▶ **The request**:
Pick out each line below containing "things".

== Records supplied

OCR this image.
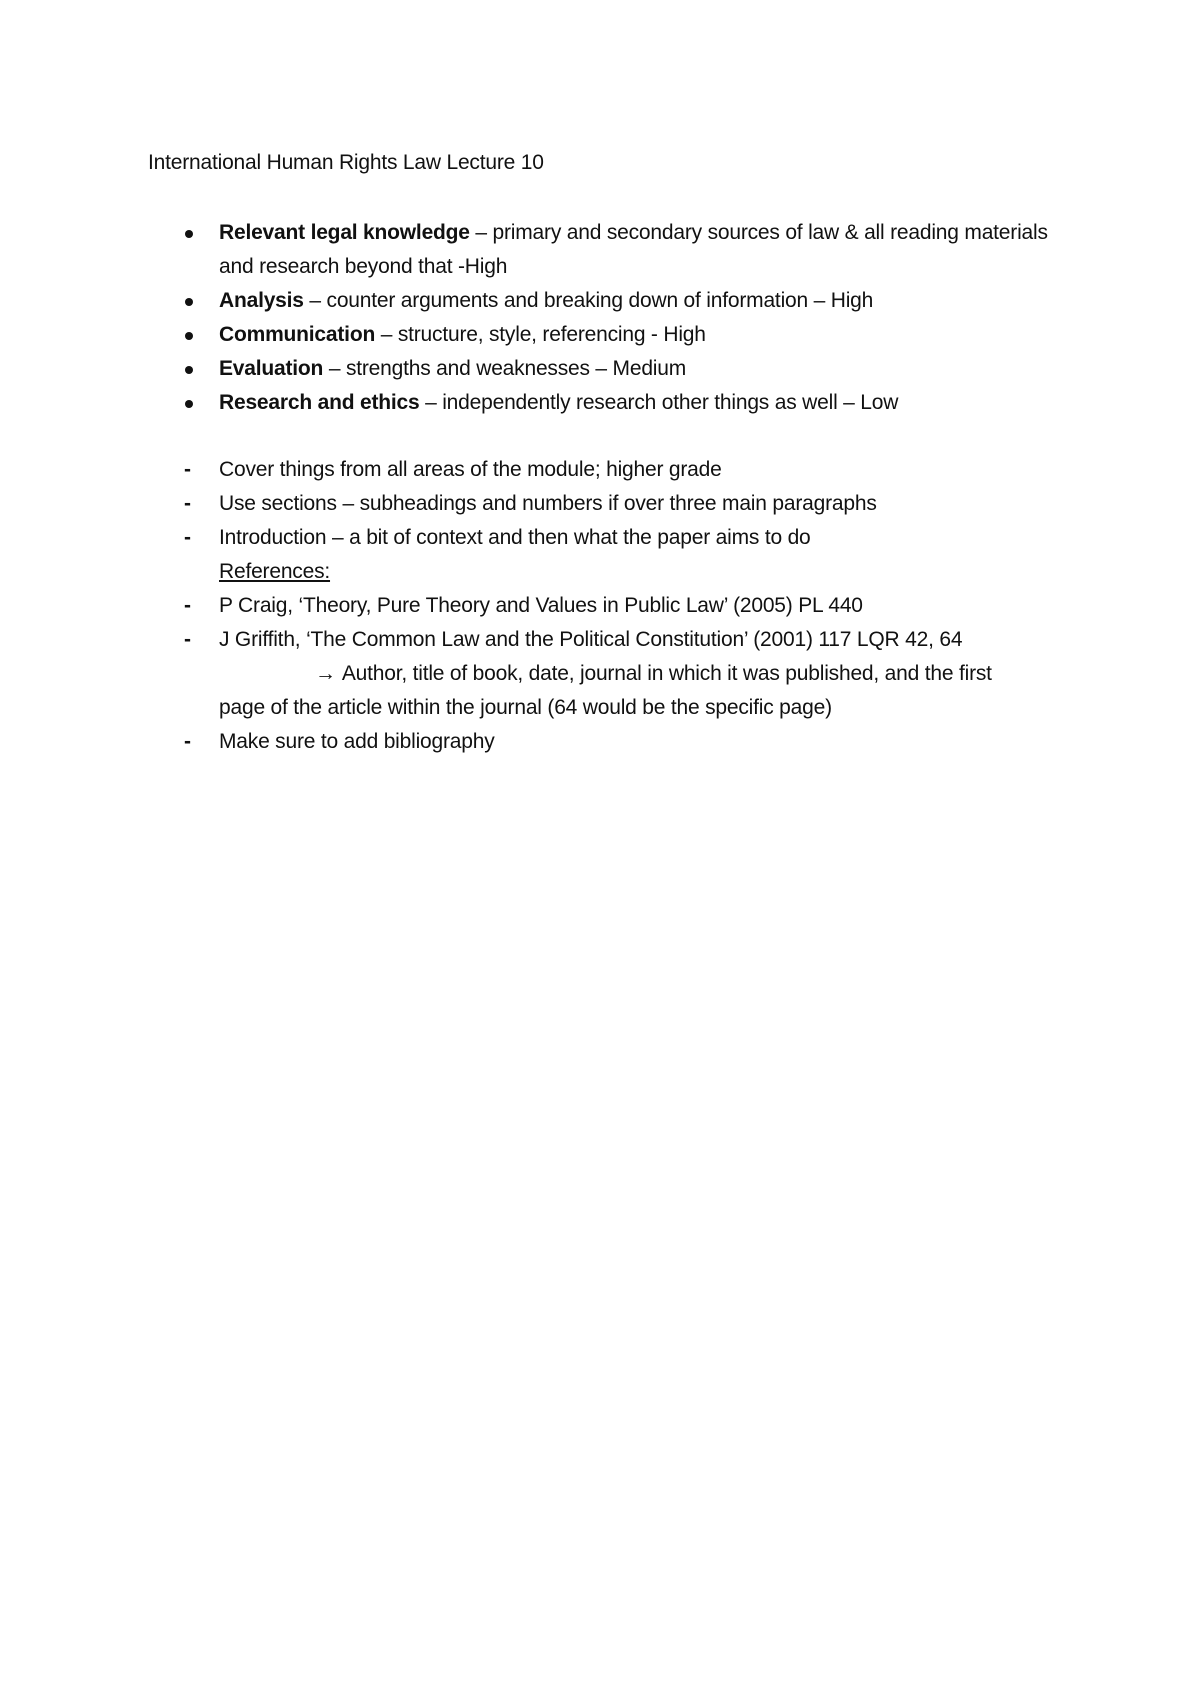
International Human Rights Law Lecture 10
Relevant legal knowledge – primary and secondary sources of law & all reading materials and research beyond that -High
Analysis – counter arguments and breaking down of information – High
Communication – structure, style, referencing - High
Evaluation – strengths and weaknesses – Medium
Research and ethics – independently research other things as well – Low
- Cover things from all areas of the module; higher grade
- Use sections – subheadings and numbers if over three main paragraphs
- Introduction – a bit of context and then what the paper aims to do
References:
- P Craig, ‘Theory, Pure Theory and Values in Public Law’ (2005) PL 440
- J Griffith, ‘The Common Law and the Political Constitution’ (2001) 117 LQR 42, 64
→ Author, title of book, date, journal in which it was published, and the first
page of the article within the journal (64 would be the specific page)
- Make sure to add bibliography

====

▶ **Task response**:
Research and ethics – independently research other things as well – Low
- Cover things from all areas of the module; higher grade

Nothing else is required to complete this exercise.